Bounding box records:

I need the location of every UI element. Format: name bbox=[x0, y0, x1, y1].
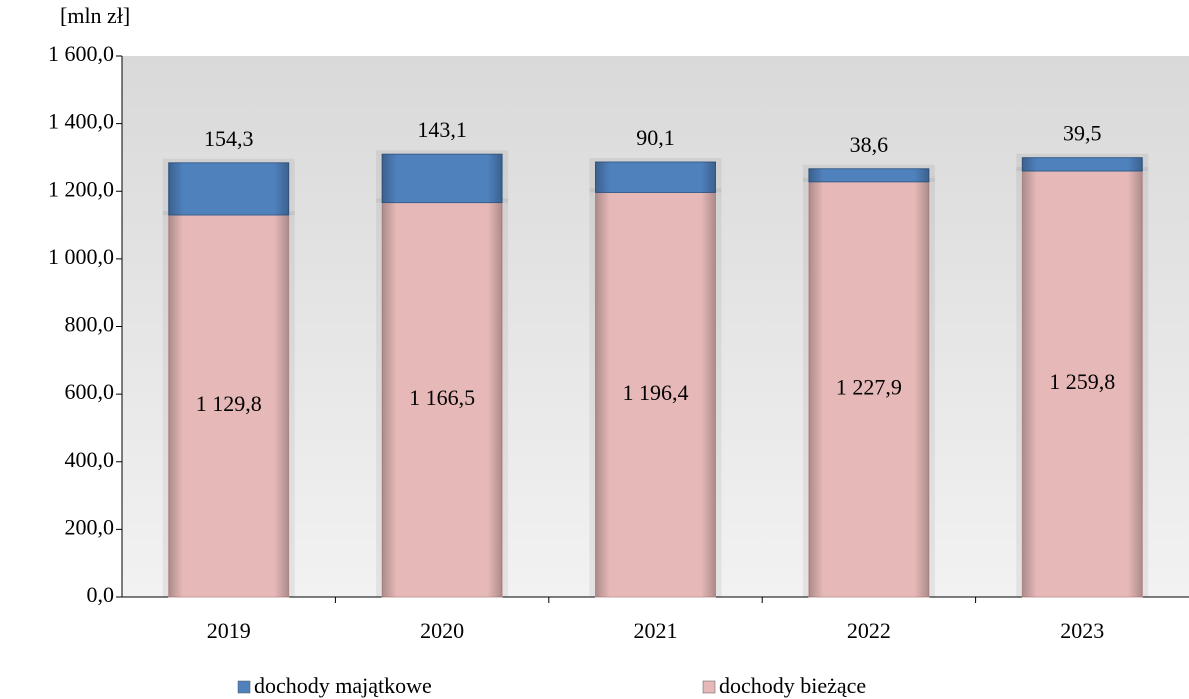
bar-bevel bbox=[1022, 157, 1143, 172]
y-tick-label: 1 000,0 bbox=[48, 244, 114, 269]
legend-label: dochody bieżące bbox=[719, 673, 866, 698]
y-tick-label: 200,0 bbox=[65, 514, 115, 539]
bar-bevel bbox=[382, 154, 503, 203]
data-label: 38,6 bbox=[850, 132, 889, 157]
y-tick-label: 400,0 bbox=[65, 447, 115, 472]
y-tick-label: 800,0 bbox=[65, 312, 115, 337]
bar-bevel bbox=[808, 181, 929, 597]
data-label: 154,3 bbox=[204, 126, 254, 151]
bar-bevel bbox=[1022, 171, 1143, 597]
x-tick-label: 2021 bbox=[634, 618, 678, 643]
y-tick-label: 1 600,0 bbox=[48, 41, 114, 66]
y-tick-label: 0,0 bbox=[87, 582, 115, 607]
bar-bevel bbox=[168, 162, 289, 215]
data-label: 1 196,4 bbox=[623, 380, 689, 405]
x-tick-label: 2023 bbox=[1060, 618, 1104, 643]
y-axis-title: [mln zł] bbox=[60, 3, 130, 28]
y-tick-label: 1 400,0 bbox=[48, 109, 114, 134]
bar-bevel bbox=[808, 168, 929, 182]
x-tick-label: 2019 bbox=[207, 618, 251, 643]
data-label: 1 129,8 bbox=[196, 391, 262, 416]
bar-bevel bbox=[595, 192, 716, 597]
data-label: 1 259,8 bbox=[1049, 369, 1115, 394]
legend-swatch bbox=[237, 680, 251, 694]
bar-bevel bbox=[595, 162, 716, 193]
legend-swatch bbox=[702, 680, 716, 694]
x-tick-label: 2022 bbox=[847, 618, 891, 643]
legend-label: dochody majątkowe bbox=[254, 673, 432, 698]
data-label: 143,1 bbox=[417, 117, 467, 142]
y-tick-label: 1 200,0 bbox=[48, 176, 114, 201]
data-label: 1 227,9 bbox=[836, 374, 902, 399]
y-tick-label: 600,0 bbox=[65, 379, 115, 404]
data-label: 1 166,5 bbox=[409, 385, 475, 410]
bar-bevel bbox=[168, 214, 289, 597]
data-label: 90,1 bbox=[636, 125, 675, 150]
data-label: 39,5 bbox=[1063, 121, 1102, 146]
bar-bevel bbox=[382, 202, 503, 597]
x-tick-label: 2020 bbox=[420, 618, 464, 643]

Directions for this task: Print every line of the records above without any changes, omitting the pictures.

Result for this exercise:
I need the location of every UI element. Format: name bbox=[x0, y0, x1, y1].
bar-bevel bbox=[1022, 157, 1143, 172]
y-tick-label: 1 000,0 bbox=[48, 244, 114, 269]
legend-label: dochody bieżące bbox=[719, 673, 866, 698]
y-tick-label: 200,0 bbox=[65, 514, 115, 539]
bar-bevel bbox=[382, 154, 503, 203]
data-label: 38,6 bbox=[850, 132, 889, 157]
y-tick-label: 400,0 bbox=[65, 447, 115, 472]
y-tick-label: 800,0 bbox=[65, 312, 115, 337]
bar-bevel bbox=[808, 181, 929, 597]
data-label: 154,3 bbox=[204, 126, 254, 151]
bar-bevel bbox=[1022, 171, 1143, 597]
x-tick-label: 2021 bbox=[634, 618, 678, 643]
y-tick-label: 1 600,0 bbox=[48, 41, 114, 66]
y-tick-label: 0,0 bbox=[87, 582, 115, 607]
bar-bevel bbox=[168, 162, 289, 215]
data-label: 1 196,4 bbox=[623, 380, 689, 405]
x-tick-label: 2023 bbox=[1060, 618, 1104, 643]
y-axis-title: [mln zł] bbox=[60, 3, 130, 28]
y-tick-label: 1 400,0 bbox=[48, 109, 114, 134]
bar-bevel bbox=[808, 168, 929, 182]
x-tick-label: 2019 bbox=[207, 618, 251, 643]
data-label: 1 129,8 bbox=[196, 391, 262, 416]
bar-bevel bbox=[595, 192, 716, 597]
data-label: 1 259,8 bbox=[1049, 369, 1115, 394]
legend-swatch bbox=[237, 680, 251, 694]
bar-bevel bbox=[595, 162, 716, 193]
legend-swatch bbox=[702, 680, 716, 694]
x-tick-label: 2022 bbox=[847, 618, 891, 643]
legend-label: dochody majątkowe bbox=[254, 673, 432, 698]
data-label: 143,1 bbox=[417, 117, 467, 142]
y-tick-label: 1 200,0 bbox=[48, 176, 114, 201]
data-label: 1 227,9 bbox=[836, 374, 902, 399]
y-tick-label: 600,0 bbox=[65, 379, 115, 404]
data-label: 1 166,5 bbox=[409, 385, 475, 410]
bar-bevel bbox=[168, 214, 289, 597]
data-label: 90,1 bbox=[636, 125, 675, 150]
data-label: 39,5 bbox=[1063, 121, 1102, 146]
bar-bevel bbox=[382, 202, 503, 597]
x-tick-label: 2020 bbox=[420, 618, 464, 643]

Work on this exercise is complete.